▶ **Input material**:
— START —

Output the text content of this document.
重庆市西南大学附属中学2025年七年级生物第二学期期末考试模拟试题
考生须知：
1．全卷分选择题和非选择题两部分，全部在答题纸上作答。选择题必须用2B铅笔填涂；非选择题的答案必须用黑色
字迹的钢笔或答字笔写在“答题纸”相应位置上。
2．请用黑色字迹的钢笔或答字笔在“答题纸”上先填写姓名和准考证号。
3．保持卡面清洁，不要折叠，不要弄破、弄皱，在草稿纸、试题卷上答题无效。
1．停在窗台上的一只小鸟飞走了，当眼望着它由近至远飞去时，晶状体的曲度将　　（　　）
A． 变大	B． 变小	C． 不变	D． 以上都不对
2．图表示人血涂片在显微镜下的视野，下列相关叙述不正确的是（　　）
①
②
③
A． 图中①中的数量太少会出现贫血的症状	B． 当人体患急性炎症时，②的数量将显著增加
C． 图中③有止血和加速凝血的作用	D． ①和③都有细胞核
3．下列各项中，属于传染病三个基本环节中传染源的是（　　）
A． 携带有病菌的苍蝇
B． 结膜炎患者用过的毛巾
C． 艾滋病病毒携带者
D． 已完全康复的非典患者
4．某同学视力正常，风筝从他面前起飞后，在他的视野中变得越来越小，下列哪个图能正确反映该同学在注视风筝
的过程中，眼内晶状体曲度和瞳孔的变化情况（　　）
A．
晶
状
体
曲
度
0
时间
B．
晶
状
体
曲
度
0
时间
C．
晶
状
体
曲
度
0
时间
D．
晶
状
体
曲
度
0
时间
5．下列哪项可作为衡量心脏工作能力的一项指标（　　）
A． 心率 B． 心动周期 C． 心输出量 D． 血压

— END —

▶ **Stated problem**: What is needed here is an exact reproduction of all the entries.

▶ **Full solution**:
Output the text content of this document.
重庆市西南大学附属中学2025年七年级生物第二学期期末考试模拟试题
考生须知：
1．全卷分选择题和非选择题两部分，全部在答题纸上作答。选择题必须用2B铅笔填涂；非选择题的答案必须用黑色
字迹的钢笔或答字笔写在“答题纸”相应位置上。
2．请用黑色字迹的钢笔或答字笔在“答题纸”上先填写姓名和准考证号。
3．保持卡面清洁，不要折叠，不要弄破、弄皱，在草稿纸、试题卷上答题无效。
1．停在窗台上的一只小鸟飞走了，当眼望着它由近至远飞去时，晶状体的曲度将　　（　　）
A． 变大	B． 变小	C． 不变	D． 以上都不对
2．图表示人血涂片在显微镜下的视野，下列相关叙述不正确的是（　　）
①
②
③
A． 图中①中的数量太少会出现贫血的症状	B． 当人体患急性炎症时，②的数量将显著增加
C． 图中③有止血和加速凝血的作用	D． ①和③都有细胞核
3．下列各项中，属于传染病三个基本环节中传染源的是（　　）
A． 携带有病菌的苍蝇
B． 结膜炎患者用过的毛巾
C． 艾滋病病毒携带者
D． 已完全康复的非典患者
4．某同学视力正常，风筝从他面前起飞后，在他的视野中变得越来越小，下列哪个图能正确反映该同学在注视风筝
的过程中，眼内晶状体曲度和瞳孔的变化情况（　　）
A．
晶
状
体
曲
度
0
时间
B．
晶
状
体
曲
度
0
时间
C．
晶
状
体
曲
度
0
时间
D．
晶
状
体
曲
度
0
时间
5．下列哪项可作为衡量心脏工作能力的一项指标（　　）
A． 心率 B． 心动周期 C． 心输出量 D． 血压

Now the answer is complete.